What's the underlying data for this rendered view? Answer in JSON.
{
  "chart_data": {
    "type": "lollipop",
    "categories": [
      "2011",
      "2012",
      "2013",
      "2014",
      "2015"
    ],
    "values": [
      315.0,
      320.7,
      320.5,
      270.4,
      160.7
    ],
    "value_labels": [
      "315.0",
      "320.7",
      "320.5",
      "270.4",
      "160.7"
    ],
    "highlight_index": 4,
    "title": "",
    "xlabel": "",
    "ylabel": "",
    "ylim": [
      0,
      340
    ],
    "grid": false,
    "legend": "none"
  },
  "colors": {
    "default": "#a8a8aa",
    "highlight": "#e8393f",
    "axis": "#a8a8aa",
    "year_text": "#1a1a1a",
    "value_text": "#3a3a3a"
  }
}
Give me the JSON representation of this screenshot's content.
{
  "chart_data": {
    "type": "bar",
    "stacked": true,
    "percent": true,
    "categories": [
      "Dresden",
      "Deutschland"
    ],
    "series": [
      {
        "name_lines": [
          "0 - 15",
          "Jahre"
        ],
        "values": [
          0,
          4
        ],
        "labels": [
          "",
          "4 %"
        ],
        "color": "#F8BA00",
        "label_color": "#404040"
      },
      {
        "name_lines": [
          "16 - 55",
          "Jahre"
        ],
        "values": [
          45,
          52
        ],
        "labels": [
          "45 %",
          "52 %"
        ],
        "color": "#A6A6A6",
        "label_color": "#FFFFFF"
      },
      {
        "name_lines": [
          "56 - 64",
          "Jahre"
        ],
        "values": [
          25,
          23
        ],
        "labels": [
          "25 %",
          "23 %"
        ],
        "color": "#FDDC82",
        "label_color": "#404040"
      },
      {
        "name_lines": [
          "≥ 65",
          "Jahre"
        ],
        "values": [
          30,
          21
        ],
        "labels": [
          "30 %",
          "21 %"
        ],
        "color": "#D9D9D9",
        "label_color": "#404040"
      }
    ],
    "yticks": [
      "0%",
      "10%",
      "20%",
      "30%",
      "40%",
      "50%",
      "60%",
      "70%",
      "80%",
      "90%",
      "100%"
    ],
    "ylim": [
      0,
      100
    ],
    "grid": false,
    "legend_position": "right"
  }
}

# # # # # # #

REQUEST: Transcribe the entire listing above precisely.

COMPLETED EXERCISE:
What's the underlying data for this rendered view? Answer in JSON.
{
  "chart_data": {
    "type": "lollipop",
    "categories": [
      "2011",
      "2012",
      "2013",
      "2014",
      "2015"
    ],
    "values": [
      315.0,
      320.7,
      320.5,
      270.4,
      160.7
    ],
    "value_labels": [
      "315.0",
      "320.7",
      "320.5",
      "270.4",
      "160.7"
    ],
    "highlight_index": 4,
    "title": "",
    "xlabel": "",
    "ylabel": "",
    "ylim": [
      0,
      340
    ],
    "grid": false,
    "legend": "none"
  },
  "colors": {
    "default": "#a8a8aa",
    "highlight": "#e8393f",
    "axis": "#a8a8aa",
    "year_text": "#1a1a1a",
    "value_text": "#3a3a3a"
  }
}
Give me the JSON representation of this screenshot's content.
{
  "chart_data": {
    "type": "bar",
    "stacked": true,
    "percent": true,
    "categories": [
      "Dresden",
      "Deutschland"
    ],
    "series": [
      {
        "name_lines": [
          "0 - 15",
          "Jahre"
        ],
        "values": [
          0,
          4
        ],
        "labels": [
          "",
          "4 %"
        ],
        "color": "#F8BA00",
        "label_color": "#404040"
      },
      {
        "name_lines": [
          "16 - 55",
          "Jahre"
        ],
        "values": [
          45,
          52
        ],
        "labels": [
          "45 %",
          "52 %"
        ],
        "color": "#A6A6A6",
        "label_color": "#FFFFFF"
      },
      {
        "name_lines": [
          "56 - 64",
          "Jahre"
        ],
        "values": [
          25,
          23
        ],
        "labels": [
          "25 %",
          "23 %"
        ],
        "color": "#FDDC82",
        "label_color": "#404040"
      },
      {
        "name_lines": [
          "≥ 65",
          "Jahre"
        ],
        "values": [
          30,
          21
        ],
        "labels": [
          "30 %",
          "21 %"
        ],
        "color": "#D9D9D9",
        "label_color": "#404040"
      }
    ],
    "yticks": [
      "0%",
      "10%",
      "20%",
      "30%",
      "40%",
      "50%",
      "60%",
      "70%",
      "80%",
      "90%",
      "100%"
    ],
    "ylim": [
      0,
      100
    ],
    "grid": false,
    "legend_position": "right"
  }
}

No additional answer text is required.